GOAL>
Take the lines from the one with "Give me the" through the end of the material below and repeat them exactly, dropping every picture.

DATA ROWS>
#####

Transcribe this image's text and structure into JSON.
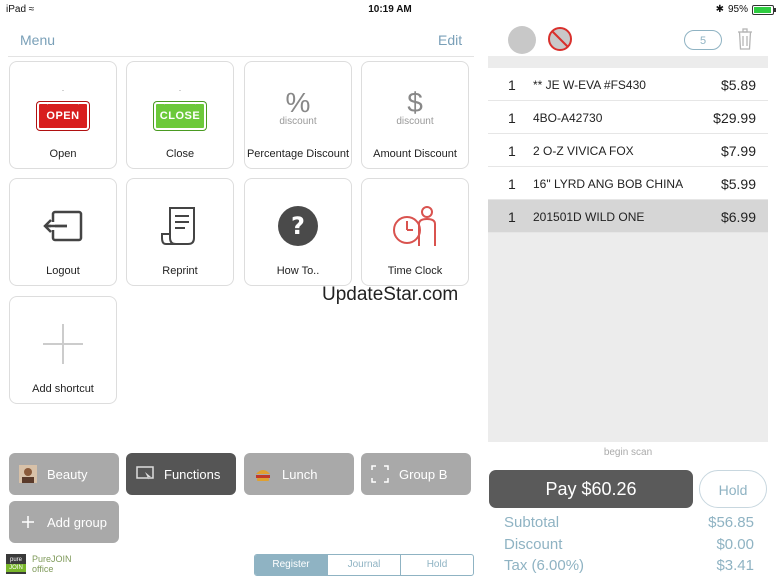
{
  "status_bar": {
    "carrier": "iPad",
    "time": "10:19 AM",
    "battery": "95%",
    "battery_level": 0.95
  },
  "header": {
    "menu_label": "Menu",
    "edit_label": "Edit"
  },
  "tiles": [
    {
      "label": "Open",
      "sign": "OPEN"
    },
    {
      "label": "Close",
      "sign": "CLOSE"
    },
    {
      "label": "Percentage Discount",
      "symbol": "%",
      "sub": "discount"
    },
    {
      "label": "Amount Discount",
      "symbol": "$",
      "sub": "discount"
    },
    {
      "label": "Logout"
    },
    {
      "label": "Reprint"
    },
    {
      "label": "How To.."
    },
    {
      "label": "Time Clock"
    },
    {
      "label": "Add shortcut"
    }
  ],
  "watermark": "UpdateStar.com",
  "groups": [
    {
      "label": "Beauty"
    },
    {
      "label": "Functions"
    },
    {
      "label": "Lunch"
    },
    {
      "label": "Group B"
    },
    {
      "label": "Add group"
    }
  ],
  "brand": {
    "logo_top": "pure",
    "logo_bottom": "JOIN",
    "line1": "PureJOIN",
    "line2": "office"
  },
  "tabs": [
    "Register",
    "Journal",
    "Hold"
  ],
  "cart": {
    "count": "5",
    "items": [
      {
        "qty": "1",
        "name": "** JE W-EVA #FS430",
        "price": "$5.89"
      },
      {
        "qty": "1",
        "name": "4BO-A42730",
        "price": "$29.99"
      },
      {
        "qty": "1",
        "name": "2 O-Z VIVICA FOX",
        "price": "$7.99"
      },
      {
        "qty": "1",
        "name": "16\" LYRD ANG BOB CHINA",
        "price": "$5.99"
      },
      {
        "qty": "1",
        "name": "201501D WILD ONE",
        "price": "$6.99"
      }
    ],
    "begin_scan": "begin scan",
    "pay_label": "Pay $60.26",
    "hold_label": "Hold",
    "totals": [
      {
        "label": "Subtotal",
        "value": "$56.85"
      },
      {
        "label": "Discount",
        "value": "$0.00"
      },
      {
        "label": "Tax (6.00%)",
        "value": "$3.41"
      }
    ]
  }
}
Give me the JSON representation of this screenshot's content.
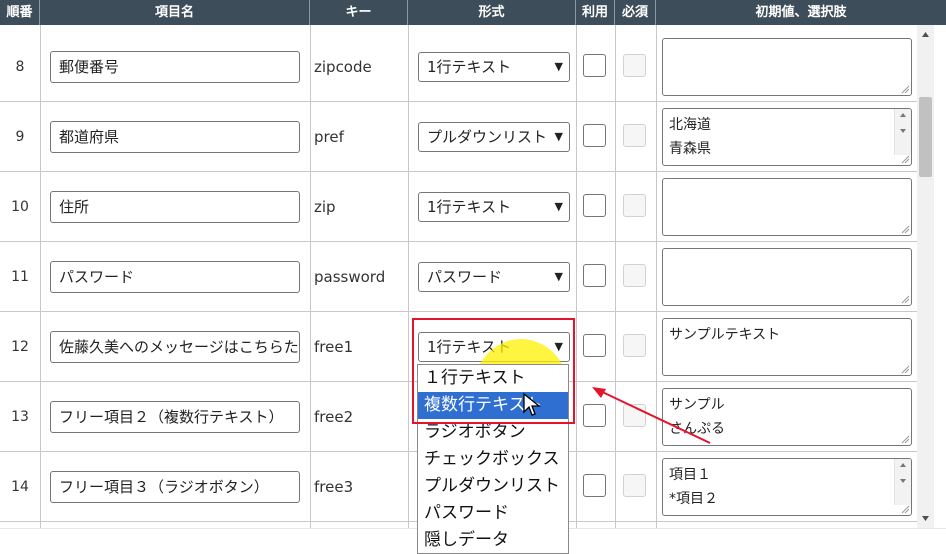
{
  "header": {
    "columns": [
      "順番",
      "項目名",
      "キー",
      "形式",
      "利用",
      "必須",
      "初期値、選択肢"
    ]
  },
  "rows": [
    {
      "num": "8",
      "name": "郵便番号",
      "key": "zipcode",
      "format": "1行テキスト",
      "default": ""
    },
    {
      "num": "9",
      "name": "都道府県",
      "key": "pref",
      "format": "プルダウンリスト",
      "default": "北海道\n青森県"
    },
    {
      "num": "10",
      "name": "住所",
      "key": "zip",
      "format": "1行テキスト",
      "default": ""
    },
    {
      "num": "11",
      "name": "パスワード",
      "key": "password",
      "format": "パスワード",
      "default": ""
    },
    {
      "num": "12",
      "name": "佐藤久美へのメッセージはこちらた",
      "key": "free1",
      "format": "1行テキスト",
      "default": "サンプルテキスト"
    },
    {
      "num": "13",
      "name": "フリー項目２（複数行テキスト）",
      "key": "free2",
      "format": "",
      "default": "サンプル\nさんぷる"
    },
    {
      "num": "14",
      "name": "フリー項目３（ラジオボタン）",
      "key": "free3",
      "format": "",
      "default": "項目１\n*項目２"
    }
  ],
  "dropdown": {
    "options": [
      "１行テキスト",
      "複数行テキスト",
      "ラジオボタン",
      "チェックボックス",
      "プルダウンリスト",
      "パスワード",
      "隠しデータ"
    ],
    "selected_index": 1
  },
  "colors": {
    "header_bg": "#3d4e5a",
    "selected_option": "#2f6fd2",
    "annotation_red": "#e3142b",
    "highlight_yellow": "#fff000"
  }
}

#####

TASK OUTPUT>
Give me the JSON representation of this screenshot's content.
{
  "header": {
    "columns": [
      "順番",
      "項目名",
      "キー",
      "形式",
      "利用",
      "必須",
      "初期値、選択肢"
    ]
  },
  "rows": [
    {
      "num": "8",
      "name": "郵便番号",
      "key": "zipcode",
      "format": "1行テキスト",
      "default": ""
    },
    {
      "num": "9",
      "name": "都道府県",
      "key": "pref",
      "format": "プルダウンリスト",
      "default": "北海道\n青森県"
    },
    {
      "num": "10",
      "name": "住所",
      "key": "zip",
      "format": "1行テキスト",
      "default": ""
    },
    {
      "num": "11",
      "name": "パスワード",
      "key": "password",
      "format": "パスワード",
      "default": ""
    },
    {
      "num": "12",
      "name": "佐藤久美へのメッセージはこちらた",
      "key": "free1",
      "format": "1行テキスト",
      "default": "サンプルテキスト"
    },
    {
      "num": "13",
      "name": "フリー項目２（複数行テキスト）",
      "key": "free2",
      "format": "",
      "default": "サンプル\nさんぷる"
    },
    {
      "num": "14",
      "name": "フリー項目３（ラジオボタン）",
      "key": "free3",
      "format": "",
      "default": "項目１\n*項目２"
    }
  ],
  "dropdown": {
    "options": [
      "１行テキスト",
      "複数行テキスト",
      "ラジオボタン",
      "チェックボックス",
      "プルダウンリスト",
      "パスワード",
      "隠しデータ"
    ],
    "selected_index": 1
  },
  "colors": {
    "header_bg": "#3d4e5a",
    "selected_option": "#2f6fd2",
    "annotation_red": "#e3142b",
    "highlight_yellow": "#fff000"
  }
}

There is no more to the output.